> **Passage cité**
....................
Lire Strindberg au cœur de l’hiver, c’est une bouffée d’air frais. August Strindberg, que ma joyeuse naïveté avait toujours placé au rang des plus célèbres compositeurs Suédois, comme je viens de l’indiquer, je ne le connaissais pas du tout. C’est collé à la couverture du livre de Sjón que je l’ai trouvé. Sa couverture recouverte d’une peinture de Carl Larsson m’a tout de suite attiré, me rappelant quelque chose de vaguement champêtre et également d’intimement lié à mon enfance.
Outre cela, j’ai découvert un auteur guilleret qui parle de son jardin avec la passion enflammée du connaisseur…
Carl Larsson
Introduire dans son jardin l’automne, les chardons et les mauvaises herbes et ne pas y avoir une seule fleur, c’est aussi aberrant que des buis taillés ou des tilleuls en espalier ! Mais le pire, ce sont ces ficoïdes qui, en pleine canicule, donnent l’illusion de la neige et du givre.
....................
> **Segment de données**

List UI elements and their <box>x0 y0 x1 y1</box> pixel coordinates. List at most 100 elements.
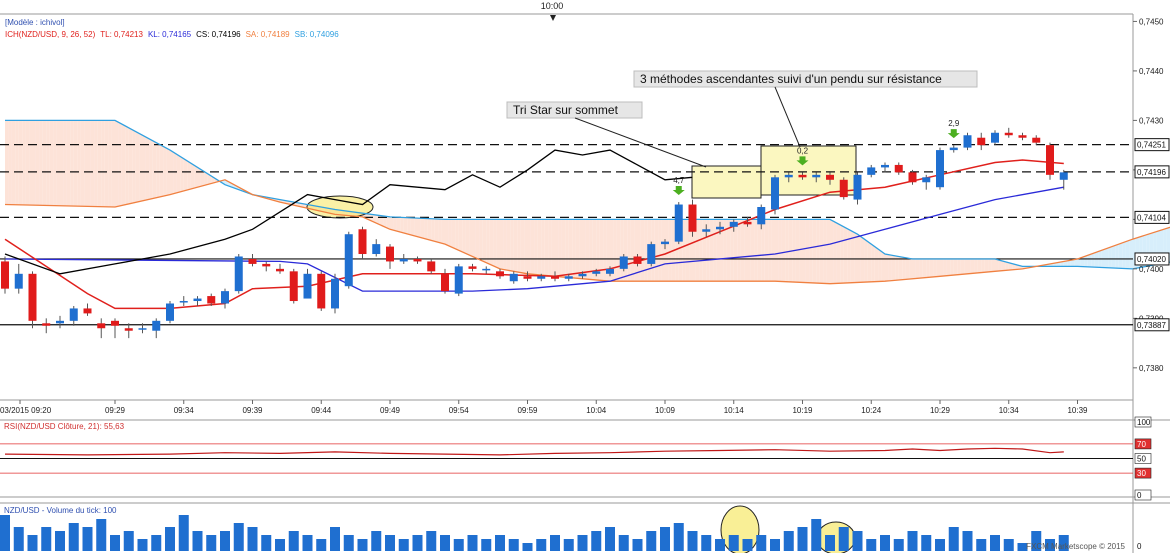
....................
> **Tâches à réaliser**
A - D'après le passage sur Strindberg, qu'est-ce qui recouvre la couverture du livre de Sjón ?
B - Indiquez, s'il vous plaît, si chaque affirmation concorde avec le passage sur Strindberg, en répondant oui ou non et en citant les mots décisifs du passage. (i) La personne qui écrit connaissait déjà bien Strindberg. (ii) La couverture lui a rappelé quelque chose lié à son enfance. (iii) Un jardin sans une seule fleur y est jugé aberrant.
C - Poursuivez le passage sur Strindberg à partir de sa dernière phrase.

> **Réponses fournies**
A - Une peinture de Carl Larsson.

B -
(i) Non : « je ne le connaissais pas du tout ».
(ii) Oui : « d’intimement lié à mon enfance ».
(iii) Oui : « ne pas y avoir une seule fleur, c’est aussi aberrant que des buis taillés ou des tilleuls en espalier ».

C -
Qui a inventé ces horreurs ? Un ennemi juré des fleurs ? Un jardinier ambitieux qui voulait créer quelque chose de nouveau à n’importe quel prix ? Et comment ce pessimisme a-t-il pu s’imposer ? Y avait-il dans l’air du temps ce penchant pour les souffrances qu’on s’inflige, ou bien s’agissait-il d’une mode qui émergea, prédomina, frappa de paralysie les meilleurs et contraignit même les plus obstinés à se plier ? Allez savoir ! Des vents soufflent de tous les côtés, mais certains ne durent pas longtemps. C’est le cas de celui dont on parle : j’ai vu, avec joie, l’abominable coléus dans le jardinet d’un paysan – dans peu de temps il sera relégué à l’hospice. C’est pourquoi je mise sur le pois de senteur contre l’herbe de la pampa.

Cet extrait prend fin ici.